Collected data

(begin)

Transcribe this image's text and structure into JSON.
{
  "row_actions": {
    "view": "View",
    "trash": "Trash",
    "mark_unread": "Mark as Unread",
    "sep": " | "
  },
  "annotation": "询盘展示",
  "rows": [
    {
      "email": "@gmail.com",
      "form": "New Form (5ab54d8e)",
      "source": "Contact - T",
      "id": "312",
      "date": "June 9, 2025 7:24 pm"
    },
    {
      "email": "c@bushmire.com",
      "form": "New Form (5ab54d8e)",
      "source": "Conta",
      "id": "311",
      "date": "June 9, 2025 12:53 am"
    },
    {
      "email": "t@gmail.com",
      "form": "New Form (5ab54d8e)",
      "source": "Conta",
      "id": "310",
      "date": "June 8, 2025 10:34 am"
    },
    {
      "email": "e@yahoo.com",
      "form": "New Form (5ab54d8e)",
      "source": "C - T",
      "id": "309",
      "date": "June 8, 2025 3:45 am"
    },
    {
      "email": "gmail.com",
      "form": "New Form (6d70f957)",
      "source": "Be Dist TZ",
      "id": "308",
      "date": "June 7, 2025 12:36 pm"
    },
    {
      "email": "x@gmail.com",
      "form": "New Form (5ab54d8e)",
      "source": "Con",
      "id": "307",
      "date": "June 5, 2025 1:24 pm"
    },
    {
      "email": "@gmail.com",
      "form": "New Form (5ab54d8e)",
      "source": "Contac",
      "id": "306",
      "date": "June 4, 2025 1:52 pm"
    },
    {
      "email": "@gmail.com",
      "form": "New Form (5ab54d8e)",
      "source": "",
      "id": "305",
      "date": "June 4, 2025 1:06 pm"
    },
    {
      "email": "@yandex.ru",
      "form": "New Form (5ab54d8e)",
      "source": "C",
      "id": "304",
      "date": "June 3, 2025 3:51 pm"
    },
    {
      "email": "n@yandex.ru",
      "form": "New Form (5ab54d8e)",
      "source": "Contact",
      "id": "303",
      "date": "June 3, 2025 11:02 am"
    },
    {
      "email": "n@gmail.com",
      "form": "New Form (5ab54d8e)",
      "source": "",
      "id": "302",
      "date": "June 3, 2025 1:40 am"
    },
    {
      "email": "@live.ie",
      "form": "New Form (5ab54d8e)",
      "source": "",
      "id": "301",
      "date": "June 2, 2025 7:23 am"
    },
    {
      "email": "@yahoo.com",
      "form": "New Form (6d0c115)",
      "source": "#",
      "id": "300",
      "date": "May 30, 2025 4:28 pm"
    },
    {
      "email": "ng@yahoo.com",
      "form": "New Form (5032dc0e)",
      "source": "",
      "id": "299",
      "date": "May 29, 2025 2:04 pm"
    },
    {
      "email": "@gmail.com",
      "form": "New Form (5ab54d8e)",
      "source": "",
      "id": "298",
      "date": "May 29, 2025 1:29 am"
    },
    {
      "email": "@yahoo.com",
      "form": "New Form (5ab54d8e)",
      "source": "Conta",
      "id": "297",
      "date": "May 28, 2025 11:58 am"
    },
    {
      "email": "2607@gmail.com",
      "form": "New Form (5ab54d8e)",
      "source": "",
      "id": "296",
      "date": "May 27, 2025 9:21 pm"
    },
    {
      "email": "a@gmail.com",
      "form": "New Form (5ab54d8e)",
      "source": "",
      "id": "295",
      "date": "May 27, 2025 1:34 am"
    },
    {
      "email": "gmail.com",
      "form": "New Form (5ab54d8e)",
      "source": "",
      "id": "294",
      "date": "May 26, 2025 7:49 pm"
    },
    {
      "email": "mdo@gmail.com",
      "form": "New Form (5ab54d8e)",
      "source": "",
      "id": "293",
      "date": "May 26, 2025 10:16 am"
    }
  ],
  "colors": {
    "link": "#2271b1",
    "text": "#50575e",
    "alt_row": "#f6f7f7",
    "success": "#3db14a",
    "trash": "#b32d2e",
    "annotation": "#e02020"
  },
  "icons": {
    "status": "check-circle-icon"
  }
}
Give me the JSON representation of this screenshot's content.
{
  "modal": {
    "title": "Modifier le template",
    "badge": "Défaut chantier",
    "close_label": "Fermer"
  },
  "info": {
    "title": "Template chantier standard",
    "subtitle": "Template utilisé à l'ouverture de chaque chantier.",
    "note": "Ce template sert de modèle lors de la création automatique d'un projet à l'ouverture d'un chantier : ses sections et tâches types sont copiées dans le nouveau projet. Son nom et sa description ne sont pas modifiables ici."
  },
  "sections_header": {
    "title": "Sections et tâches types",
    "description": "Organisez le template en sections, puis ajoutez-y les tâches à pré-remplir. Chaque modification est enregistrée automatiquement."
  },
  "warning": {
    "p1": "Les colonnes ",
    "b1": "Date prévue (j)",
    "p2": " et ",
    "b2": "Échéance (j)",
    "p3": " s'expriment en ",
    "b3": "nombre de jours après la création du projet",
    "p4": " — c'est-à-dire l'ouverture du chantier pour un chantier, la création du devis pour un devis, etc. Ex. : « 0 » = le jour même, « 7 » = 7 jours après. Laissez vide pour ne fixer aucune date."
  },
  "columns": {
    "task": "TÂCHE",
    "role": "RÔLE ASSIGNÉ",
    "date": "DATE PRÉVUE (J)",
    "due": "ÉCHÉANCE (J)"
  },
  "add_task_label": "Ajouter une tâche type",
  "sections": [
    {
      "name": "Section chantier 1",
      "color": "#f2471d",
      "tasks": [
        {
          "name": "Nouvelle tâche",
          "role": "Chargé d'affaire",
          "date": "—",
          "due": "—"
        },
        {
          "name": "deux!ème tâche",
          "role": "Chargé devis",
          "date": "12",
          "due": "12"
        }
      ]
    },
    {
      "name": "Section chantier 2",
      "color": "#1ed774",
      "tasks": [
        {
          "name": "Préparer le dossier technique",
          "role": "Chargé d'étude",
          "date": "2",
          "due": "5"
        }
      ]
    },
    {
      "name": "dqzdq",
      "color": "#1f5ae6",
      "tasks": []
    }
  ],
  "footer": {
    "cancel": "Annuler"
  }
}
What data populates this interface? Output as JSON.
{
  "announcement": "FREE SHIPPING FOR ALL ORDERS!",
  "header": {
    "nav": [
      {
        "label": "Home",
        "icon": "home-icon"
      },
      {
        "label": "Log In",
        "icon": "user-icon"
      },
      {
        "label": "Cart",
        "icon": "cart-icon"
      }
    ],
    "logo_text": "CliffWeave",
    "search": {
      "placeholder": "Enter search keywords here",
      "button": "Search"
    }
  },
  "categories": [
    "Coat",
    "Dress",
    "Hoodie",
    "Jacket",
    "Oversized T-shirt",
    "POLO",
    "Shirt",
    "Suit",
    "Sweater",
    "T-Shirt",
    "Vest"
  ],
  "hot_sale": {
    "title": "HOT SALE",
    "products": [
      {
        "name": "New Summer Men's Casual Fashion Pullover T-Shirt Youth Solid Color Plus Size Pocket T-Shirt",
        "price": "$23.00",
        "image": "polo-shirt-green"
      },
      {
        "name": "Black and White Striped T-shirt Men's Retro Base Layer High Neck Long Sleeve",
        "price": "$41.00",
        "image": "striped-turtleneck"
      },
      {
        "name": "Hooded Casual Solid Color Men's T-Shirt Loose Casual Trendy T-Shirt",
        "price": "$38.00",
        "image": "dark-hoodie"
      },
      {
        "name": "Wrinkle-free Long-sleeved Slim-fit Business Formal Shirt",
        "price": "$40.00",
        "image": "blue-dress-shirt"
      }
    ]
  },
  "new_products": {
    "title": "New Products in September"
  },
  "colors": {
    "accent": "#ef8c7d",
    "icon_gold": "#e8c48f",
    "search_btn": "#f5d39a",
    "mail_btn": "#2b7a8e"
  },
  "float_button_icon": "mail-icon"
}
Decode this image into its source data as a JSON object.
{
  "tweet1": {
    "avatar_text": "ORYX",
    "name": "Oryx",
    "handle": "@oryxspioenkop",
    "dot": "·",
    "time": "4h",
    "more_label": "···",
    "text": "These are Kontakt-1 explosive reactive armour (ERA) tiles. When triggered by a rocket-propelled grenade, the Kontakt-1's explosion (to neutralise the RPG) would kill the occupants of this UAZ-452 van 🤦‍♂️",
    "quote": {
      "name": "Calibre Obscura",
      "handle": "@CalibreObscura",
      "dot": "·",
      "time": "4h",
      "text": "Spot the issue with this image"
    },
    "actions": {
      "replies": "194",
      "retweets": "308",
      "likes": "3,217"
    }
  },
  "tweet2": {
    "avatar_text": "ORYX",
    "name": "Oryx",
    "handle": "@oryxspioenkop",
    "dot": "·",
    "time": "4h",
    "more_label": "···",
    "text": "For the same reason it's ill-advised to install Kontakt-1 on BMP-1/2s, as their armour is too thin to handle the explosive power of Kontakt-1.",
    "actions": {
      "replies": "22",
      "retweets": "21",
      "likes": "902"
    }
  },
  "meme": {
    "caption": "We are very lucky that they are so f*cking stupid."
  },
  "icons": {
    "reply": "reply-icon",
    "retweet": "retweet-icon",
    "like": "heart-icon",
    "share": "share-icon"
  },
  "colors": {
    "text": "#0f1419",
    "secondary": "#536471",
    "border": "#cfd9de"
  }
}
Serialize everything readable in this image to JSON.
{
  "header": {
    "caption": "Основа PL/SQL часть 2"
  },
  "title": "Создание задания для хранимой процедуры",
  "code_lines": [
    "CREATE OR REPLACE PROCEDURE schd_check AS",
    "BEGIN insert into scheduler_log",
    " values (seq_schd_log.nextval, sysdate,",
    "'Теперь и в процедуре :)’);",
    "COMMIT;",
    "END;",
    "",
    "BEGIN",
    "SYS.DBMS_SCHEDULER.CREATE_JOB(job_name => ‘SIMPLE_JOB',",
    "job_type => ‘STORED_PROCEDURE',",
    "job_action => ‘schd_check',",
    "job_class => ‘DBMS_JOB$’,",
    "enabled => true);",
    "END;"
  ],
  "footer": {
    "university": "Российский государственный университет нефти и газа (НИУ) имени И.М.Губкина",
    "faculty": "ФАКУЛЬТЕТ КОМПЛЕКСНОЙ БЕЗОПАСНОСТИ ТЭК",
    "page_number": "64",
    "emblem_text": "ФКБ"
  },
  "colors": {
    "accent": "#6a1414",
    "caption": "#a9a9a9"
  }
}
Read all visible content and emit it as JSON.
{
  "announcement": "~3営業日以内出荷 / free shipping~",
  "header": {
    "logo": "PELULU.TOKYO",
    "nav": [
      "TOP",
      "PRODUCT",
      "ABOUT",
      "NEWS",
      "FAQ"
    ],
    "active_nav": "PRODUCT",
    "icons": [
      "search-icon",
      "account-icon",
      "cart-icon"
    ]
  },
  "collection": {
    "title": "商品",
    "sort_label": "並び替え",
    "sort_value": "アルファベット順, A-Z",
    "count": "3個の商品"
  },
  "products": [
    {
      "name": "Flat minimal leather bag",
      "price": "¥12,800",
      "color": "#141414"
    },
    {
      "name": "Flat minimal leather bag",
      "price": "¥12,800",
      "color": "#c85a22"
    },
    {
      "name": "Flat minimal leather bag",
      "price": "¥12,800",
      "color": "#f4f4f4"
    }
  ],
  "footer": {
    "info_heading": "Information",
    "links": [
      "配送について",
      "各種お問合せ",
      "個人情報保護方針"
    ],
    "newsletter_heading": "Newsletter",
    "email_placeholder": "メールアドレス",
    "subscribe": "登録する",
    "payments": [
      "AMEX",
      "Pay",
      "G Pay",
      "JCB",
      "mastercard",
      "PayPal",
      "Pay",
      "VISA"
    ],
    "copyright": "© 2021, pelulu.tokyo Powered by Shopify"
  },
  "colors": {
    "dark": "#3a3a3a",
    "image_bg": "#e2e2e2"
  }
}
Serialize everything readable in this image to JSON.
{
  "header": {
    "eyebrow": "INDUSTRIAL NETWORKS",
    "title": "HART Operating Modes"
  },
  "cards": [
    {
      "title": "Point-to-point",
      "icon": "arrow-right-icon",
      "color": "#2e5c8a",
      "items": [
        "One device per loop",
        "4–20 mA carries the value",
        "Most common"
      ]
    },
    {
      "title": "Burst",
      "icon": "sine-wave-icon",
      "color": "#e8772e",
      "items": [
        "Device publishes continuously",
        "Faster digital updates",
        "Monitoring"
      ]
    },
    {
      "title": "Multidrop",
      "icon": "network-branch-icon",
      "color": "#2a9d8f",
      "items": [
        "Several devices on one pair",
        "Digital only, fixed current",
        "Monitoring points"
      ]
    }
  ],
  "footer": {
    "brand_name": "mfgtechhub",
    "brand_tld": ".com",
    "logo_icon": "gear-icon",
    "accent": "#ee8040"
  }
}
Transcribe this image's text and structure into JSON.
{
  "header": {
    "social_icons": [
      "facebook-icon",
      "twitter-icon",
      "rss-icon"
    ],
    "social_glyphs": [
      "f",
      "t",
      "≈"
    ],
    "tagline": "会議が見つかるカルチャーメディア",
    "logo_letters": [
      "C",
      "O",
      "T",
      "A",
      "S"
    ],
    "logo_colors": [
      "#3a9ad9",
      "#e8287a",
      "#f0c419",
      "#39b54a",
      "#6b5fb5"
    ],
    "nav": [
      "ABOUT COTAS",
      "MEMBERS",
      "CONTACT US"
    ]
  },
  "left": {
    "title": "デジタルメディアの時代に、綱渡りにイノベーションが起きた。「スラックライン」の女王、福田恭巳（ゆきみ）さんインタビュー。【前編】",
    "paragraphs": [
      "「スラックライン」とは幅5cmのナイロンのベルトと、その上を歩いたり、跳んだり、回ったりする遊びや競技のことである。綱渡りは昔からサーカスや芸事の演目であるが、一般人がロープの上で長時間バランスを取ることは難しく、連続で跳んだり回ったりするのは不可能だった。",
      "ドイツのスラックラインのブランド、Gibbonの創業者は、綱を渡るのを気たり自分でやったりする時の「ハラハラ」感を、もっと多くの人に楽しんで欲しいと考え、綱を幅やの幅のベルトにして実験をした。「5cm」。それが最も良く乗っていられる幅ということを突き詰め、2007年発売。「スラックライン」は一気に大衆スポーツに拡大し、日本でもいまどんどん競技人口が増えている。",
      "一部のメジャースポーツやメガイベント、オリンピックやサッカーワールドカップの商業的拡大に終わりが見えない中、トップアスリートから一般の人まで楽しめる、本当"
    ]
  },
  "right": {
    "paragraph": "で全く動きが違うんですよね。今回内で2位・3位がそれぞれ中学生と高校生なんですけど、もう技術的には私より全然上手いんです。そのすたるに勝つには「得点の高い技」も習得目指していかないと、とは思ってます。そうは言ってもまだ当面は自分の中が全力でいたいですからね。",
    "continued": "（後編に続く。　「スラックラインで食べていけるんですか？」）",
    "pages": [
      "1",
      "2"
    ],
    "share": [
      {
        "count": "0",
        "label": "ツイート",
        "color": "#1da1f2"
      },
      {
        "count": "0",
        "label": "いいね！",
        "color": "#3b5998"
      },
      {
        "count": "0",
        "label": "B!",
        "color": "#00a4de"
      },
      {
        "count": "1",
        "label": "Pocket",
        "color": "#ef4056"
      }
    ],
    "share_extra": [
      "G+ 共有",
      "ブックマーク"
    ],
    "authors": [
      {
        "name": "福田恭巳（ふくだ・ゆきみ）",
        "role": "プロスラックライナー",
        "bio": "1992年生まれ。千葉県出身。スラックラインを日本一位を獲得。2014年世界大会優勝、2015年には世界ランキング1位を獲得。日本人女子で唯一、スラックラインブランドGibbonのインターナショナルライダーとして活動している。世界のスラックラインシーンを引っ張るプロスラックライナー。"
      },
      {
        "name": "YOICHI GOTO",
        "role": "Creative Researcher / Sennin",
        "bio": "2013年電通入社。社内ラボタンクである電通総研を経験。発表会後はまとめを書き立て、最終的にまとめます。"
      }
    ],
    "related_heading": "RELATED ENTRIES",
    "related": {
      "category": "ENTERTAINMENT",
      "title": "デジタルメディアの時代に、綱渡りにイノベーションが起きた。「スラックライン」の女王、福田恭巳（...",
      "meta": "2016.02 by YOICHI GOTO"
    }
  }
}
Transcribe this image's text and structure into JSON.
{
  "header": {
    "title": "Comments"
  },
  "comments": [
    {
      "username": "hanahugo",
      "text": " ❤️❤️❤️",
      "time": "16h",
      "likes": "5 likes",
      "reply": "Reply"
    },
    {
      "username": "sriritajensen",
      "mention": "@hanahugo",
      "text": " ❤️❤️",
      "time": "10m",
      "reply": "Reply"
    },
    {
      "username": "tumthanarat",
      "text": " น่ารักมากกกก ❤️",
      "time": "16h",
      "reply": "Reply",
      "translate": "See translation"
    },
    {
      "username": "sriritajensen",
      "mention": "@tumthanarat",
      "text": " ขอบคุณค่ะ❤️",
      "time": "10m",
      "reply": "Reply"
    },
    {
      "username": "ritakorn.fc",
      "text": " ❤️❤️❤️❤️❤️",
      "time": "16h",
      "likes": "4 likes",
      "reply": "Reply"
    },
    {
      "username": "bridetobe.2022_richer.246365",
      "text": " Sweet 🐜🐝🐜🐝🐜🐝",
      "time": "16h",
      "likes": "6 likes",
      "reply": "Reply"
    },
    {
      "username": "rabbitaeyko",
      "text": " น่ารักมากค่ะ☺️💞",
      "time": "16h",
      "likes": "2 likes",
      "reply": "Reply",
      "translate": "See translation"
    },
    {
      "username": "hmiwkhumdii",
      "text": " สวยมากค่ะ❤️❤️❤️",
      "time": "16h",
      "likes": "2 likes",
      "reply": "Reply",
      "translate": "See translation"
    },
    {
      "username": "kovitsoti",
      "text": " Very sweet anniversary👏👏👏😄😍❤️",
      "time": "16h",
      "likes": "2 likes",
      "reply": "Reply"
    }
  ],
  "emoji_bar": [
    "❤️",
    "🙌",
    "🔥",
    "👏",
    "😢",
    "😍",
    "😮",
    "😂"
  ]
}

(end)

> **REQUIRED WORK**: Go through the records above, find every line with the word "ouverture", and list those lines.

> **FULL OUTPUT**:
    "subtitle": "Template utilisé à l'ouverture de chaque chantier.",
    "note": "Ce template sert de modèle lors de la création automatique d'un projet à l'ouverture d'un chantier : ses sections et tâches types sont copiées dans le nouveau projet. Son nom et sa description ne sont pas modifiables ici."
    "p4": " — c'est-à-dire l'ouverture du chantier pour un chantier, la création du devis pour un devis, etc. Ex. : « 0 » = le jour même, « 7 » = 7 jours après. Laissez vide pour ne fixer aucune date."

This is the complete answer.